[DIRECTIONS]: Wherever the word "color" appears in the entries, copy the whole line.

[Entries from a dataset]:
— Begin —
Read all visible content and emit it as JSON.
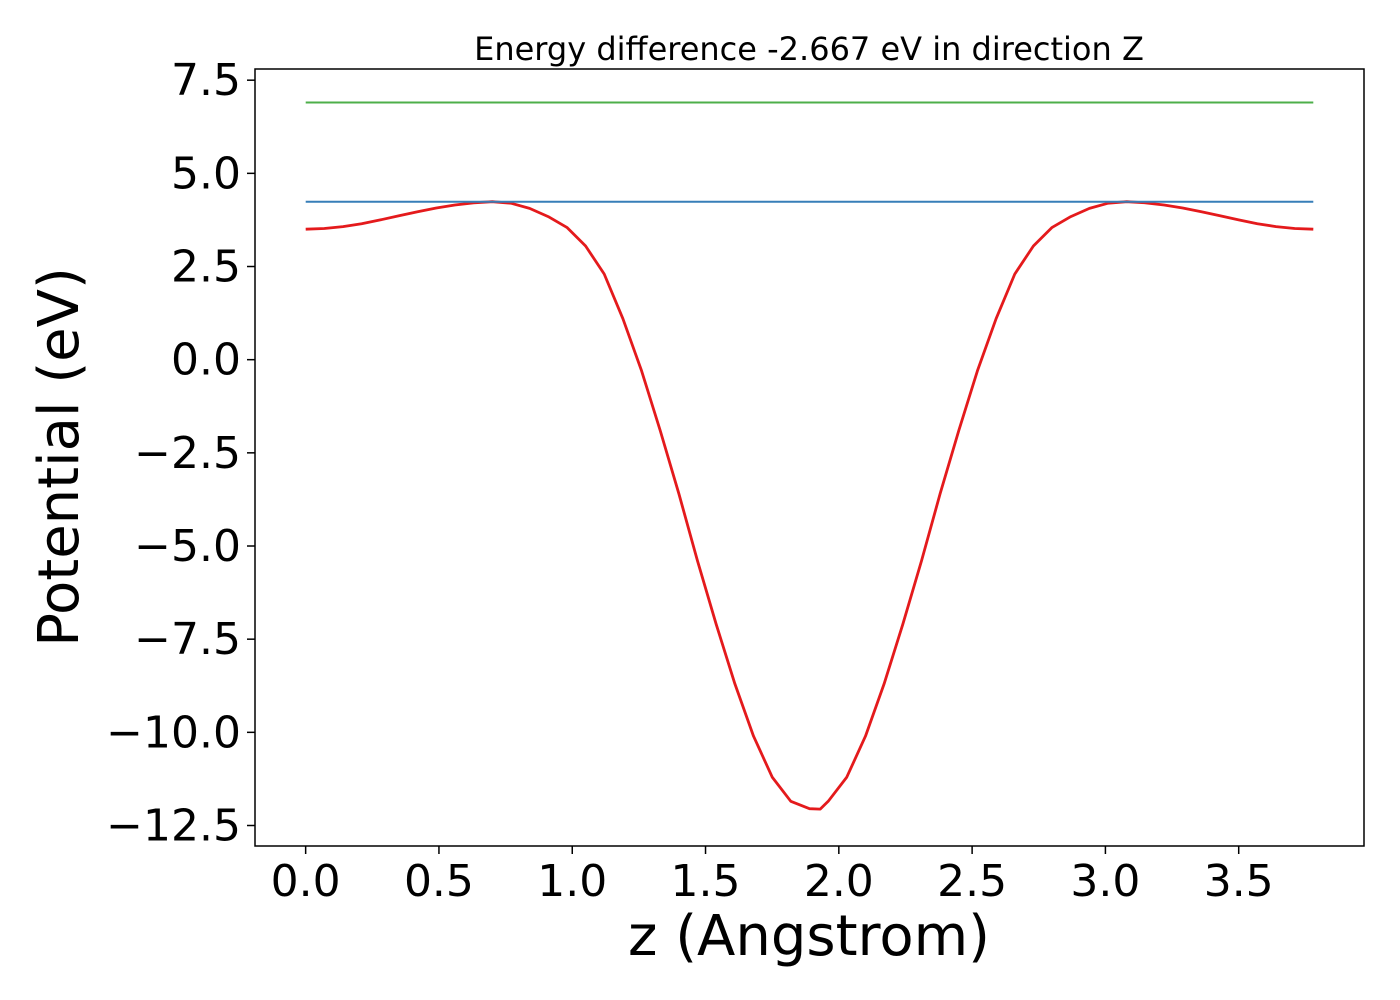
{
  "chart_data": {
    "type": "line",
    "title": "Energy difference -2.667 eV in direction Z",
    "xlabel": "z (Angstrom)",
    "ylabel": "Potential (eV)",
    "xlim": [
      -0.19,
      3.97
    ],
    "ylim": [
      -13.05,
      7.8
    ],
    "x_ticks": [
      0.0,
      0.5,
      1.0,
      1.5,
      2.0,
      2.5,
      3.0,
      3.5
    ],
    "x_tick_labels": [
      "0.0",
      "0.5",
      "1.0",
      "1.5",
      "2.0",
      "2.5",
      "3.0",
      "3.5"
    ],
    "y_ticks": [
      7.5,
      5.0,
      2.5,
      0.0,
      -2.5,
      -5.0,
      -7.5,
      -10.0,
      -12.5
    ],
    "y_tick_labels": [
      "7.5",
      "5.0",
      "2.5",
      "0.0",
      "−2.5",
      "−5.0",
      "−7.5",
      "−10.0",
      "−12.5"
    ],
    "grid": false,
    "legend": "none",
    "series": [
      {
        "color": "#e41a1c",
        "x": [
          0.0,
          0.07,
          0.14,
          0.21,
          0.28,
          0.35,
          0.42,
          0.49,
          0.56,
          0.63,
          0.7,
          0.77,
          0.84,
          0.91,
          0.98,
          1.05,
          1.12,
          1.19,
          1.26,
          1.33,
          1.4,
          1.47,
          1.54,
          1.61,
          1.68,
          1.75,
          1.82,
          1.89,
          1.93,
          1.96,
          2.03,
          2.1,
          2.17,
          2.24,
          2.31,
          2.38,
          2.45,
          2.52,
          2.59,
          2.66,
          2.73,
          2.8,
          2.87,
          2.94,
          3.01,
          3.08,
          3.15,
          3.22,
          3.29,
          3.36,
          3.43,
          3.5,
          3.57,
          3.64,
          3.71,
          3.78
        ],
        "y": [
          3.5,
          3.52,
          3.57,
          3.65,
          3.75,
          3.86,
          3.97,
          4.07,
          4.15,
          4.21,
          4.24,
          4.2,
          4.06,
          3.84,
          3.55,
          3.05,
          2.3,
          1.1,
          -0.3,
          -1.9,
          -3.6,
          -5.4,
          -7.1,
          -8.7,
          -10.1,
          -11.2,
          -11.85,
          -12.05,
          -12.06,
          -11.85,
          -11.2,
          -10.1,
          -8.7,
          -7.1,
          -5.4,
          -3.6,
          -1.9,
          -0.3,
          1.1,
          2.3,
          3.05,
          3.55,
          3.84,
          4.06,
          4.2,
          4.24,
          4.21,
          4.15,
          4.07,
          3.97,
          3.86,
          3.75,
          3.65,
          3.57,
          3.52,
          3.5
        ]
      },
      {
        "color": "#377eb8",
        "x": [
          0.0,
          3.78
        ],
        "y": [
          4.24,
          4.24
        ]
      },
      {
        "color": "#4daf4a",
        "x": [
          0.0,
          3.78
        ],
        "y": [
          6.9,
          6.9
        ]
      }
    ]
  }
}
— End —
[WRITTEN SOLUTION]:
        "color": "#e41a1c",
        "color": "#377eb8",
        "color": "#4daf4a",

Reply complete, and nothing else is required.